> **JOB**
Copy out every record precisely.
==== INFORMATION SUPPLIED ====
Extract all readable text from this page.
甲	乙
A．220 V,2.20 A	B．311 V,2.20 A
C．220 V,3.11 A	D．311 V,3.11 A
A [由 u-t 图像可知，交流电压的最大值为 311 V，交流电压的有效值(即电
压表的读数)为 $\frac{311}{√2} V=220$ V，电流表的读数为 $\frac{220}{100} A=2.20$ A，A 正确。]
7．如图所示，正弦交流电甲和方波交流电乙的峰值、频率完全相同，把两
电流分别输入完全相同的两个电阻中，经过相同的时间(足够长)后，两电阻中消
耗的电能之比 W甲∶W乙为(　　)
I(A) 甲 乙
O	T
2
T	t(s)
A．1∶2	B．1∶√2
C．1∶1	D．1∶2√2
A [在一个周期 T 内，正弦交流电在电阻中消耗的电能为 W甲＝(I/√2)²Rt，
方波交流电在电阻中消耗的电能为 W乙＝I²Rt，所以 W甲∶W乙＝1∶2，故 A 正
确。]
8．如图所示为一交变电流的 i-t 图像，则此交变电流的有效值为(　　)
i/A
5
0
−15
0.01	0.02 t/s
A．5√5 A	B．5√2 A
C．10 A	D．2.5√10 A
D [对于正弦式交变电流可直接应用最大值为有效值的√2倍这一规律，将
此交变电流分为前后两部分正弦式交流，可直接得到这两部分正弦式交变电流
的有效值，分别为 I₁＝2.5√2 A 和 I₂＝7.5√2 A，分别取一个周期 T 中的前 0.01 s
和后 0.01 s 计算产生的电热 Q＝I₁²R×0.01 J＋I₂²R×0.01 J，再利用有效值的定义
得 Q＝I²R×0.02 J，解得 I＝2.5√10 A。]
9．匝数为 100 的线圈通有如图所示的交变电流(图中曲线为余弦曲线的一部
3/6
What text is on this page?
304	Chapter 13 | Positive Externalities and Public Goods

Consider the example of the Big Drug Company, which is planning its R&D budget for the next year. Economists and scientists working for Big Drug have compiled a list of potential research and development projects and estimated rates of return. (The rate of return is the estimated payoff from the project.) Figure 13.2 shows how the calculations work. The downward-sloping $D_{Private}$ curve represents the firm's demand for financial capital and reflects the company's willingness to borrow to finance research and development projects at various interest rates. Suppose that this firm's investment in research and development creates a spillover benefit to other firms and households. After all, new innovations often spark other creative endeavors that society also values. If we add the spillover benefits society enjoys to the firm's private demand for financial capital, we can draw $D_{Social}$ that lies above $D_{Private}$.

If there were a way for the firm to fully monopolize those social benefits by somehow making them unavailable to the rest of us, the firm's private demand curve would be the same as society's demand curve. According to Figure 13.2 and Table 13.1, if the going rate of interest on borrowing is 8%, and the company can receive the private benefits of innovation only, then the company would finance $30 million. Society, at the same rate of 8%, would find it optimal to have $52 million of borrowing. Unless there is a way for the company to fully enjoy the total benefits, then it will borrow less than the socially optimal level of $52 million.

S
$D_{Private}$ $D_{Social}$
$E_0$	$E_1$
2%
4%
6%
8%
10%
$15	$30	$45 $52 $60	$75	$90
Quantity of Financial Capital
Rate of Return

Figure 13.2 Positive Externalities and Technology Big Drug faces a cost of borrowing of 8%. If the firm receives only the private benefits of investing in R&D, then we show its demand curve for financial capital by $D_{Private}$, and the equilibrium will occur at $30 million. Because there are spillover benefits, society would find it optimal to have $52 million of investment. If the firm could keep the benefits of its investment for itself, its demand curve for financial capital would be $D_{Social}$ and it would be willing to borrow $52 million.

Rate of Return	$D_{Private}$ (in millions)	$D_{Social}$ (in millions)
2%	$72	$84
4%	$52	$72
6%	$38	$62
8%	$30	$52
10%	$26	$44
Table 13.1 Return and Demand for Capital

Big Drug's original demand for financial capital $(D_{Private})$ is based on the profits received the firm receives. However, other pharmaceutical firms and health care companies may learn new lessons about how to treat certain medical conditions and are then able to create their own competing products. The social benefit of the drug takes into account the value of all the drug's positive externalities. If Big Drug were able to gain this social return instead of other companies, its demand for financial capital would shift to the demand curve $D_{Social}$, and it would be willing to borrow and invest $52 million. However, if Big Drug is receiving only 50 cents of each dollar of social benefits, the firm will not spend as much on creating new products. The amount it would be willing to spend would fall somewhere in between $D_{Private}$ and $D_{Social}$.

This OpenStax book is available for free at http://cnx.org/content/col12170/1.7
====
> **FINAL RESULT**
Extract all readable text from this page.
甲	乙
A．220 V,2.20 A	B．311 V,2.20 A
C．220 V,3.11 A	D．311 V,3.11 A
A [由 u-t 图像可知，交流电压的最大值为 311 V，交流电压的有效值(即电
压表的读数)为 $\frac{311}{√2} V=220$ V，电流表的读数为 $\frac{220}{100} A=2.20$ A，A 正确。]
7．如图所示，正弦交流电甲和方波交流电乙的峰值、频率完全相同，把两
电流分别输入完全相同的两个电阻中，经过相同的时间(足够长)后，两电阻中消
耗的电能之比 W甲∶W乙为(　　)
I(A) 甲 乙
O	T
2
T	t(s)
A．1∶2	B．1∶√2
C．1∶1	D．1∶2√2
A [在一个周期 T 内，正弦交流电在电阻中消耗的电能为 W甲＝(I/√2)²Rt，
方波交流电在电阻中消耗的电能为 W乙＝I²Rt，所以 W甲∶W乙＝1∶2，故 A 正
确。]
8．如图所示为一交变电流的 i-t 图像，则此交变电流的有效值为(　　)
i/A
5
0
−15
0.01	0.02 t/s
A．5√5 A	B．5√2 A
C．10 A	D．2.5√10 A
D [对于正弦式交变电流可直接应用最大值为有效值的√2倍这一规律，将
此交变电流分为前后两部分正弦式交流，可直接得到这两部分正弦式交变电流
的有效值，分别为 I₁＝2.5√2 A 和 I₂＝7.5√2 A，分别取一个周期 T 中的前 0.01 s
和后 0.01 s 计算产生的电热 Q＝I₁²R×0.01 J＋I₂²R×0.01 J，再利用有效值的定义
得 Q＝I²R×0.02 J，解得 I＝2.5√10 A。]
9．匝数为 100 的线圈通有如图所示的交变电流(图中曲线为余弦曲线的一部
3/6
What text is on this page?
304	Chapter 13 | Positive Externalities and Public Goods

Consider the example of the Big Drug Company, which is planning its R&D budget for the next year. Economists and scientists working for Big Drug have compiled a list of potential research and development projects and estimated rates of return. (The rate of return is the estimated payoff from the project.) Figure 13.2 shows how the calculations work. The downward-sloping $D_{Private}$ curve represents the firm's demand for financial capital and reflects the company's willingness to borrow to finance research and development projects at various interest rates. Suppose that this firm's investment in research and development creates a spillover benefit to other firms and households. After all, new innovations often spark other creative endeavors that society also values. If we add the spillover benefits society enjoys to the firm's private demand for financial capital, we can draw $D_{Social}$ that lies above $D_{Private}$.

If there were a way for the firm to fully monopolize those social benefits by somehow making them unavailable to the rest of us, the firm's private demand curve would be the same as society's demand curve. According to Figure 13.2 and Table 13.1, if the going rate of interest on borrowing is 8%, and the company can receive the private benefits of innovation only, then the company would finance $30 million. Society, at the same rate of 8%, would find it optimal to have $52 million of borrowing. Unless there is a way for the company to fully enjoy the total benefits, then it will borrow less than the socially optimal level of $52 million.

S
$D_{Private}$ $D_{Social}$
$E_0$	$E_1$
2%
4%
6%
8%
10%
$15	$30	$45 $52 $60	$75	$90
Quantity of Financial Capital
Rate of Return

Figure 13.2 Positive Externalities and Technology Big Drug faces a cost of borrowing of 8%. If the firm receives only the private benefits of investing in R&D, then we show its demand curve for financial capital by $D_{Private}$, and the equilibrium will occur at $30 million. Because there are spillover benefits, society would find it optimal to have $52 million of investment. If the firm could keep the benefits of its investment for itself, its demand curve for financial capital would be $D_{Social}$ and it would be willing to borrow $52 million.

Rate of Return	$D_{Private}$ (in millions)	$D_{Social}$ (in millions)
2%	$72	$84
4%	$52	$72
6%	$38	$62
8%	$30	$52
10%	$26	$44
Table 13.1 Return and Demand for Capital

Big Drug's original demand for financial capital $(D_{Private})$ is based on the profits received the firm receives. However, other pharmaceutical firms and health care companies may learn new lessons about how to treat certain medical conditions and are then able to create their own competing products. The social benefit of the drug takes into account the value of all the drug's positive externalities. If Big Drug were able to gain this social return instead of other companies, its demand for financial capital would shift to the demand curve $D_{Social}$, and it would be willing to borrow and invest $52 million. However, if Big Drug is receiving only 50 cents of each dollar of social benefits, the firm will not spend as much on creating new products. The amount it would be willing to spend would fall somewhere in between $D_{Private}$ and $D_{Social}$.

This OpenStax book is available for free at http://cnx.org/content/col12170/1.7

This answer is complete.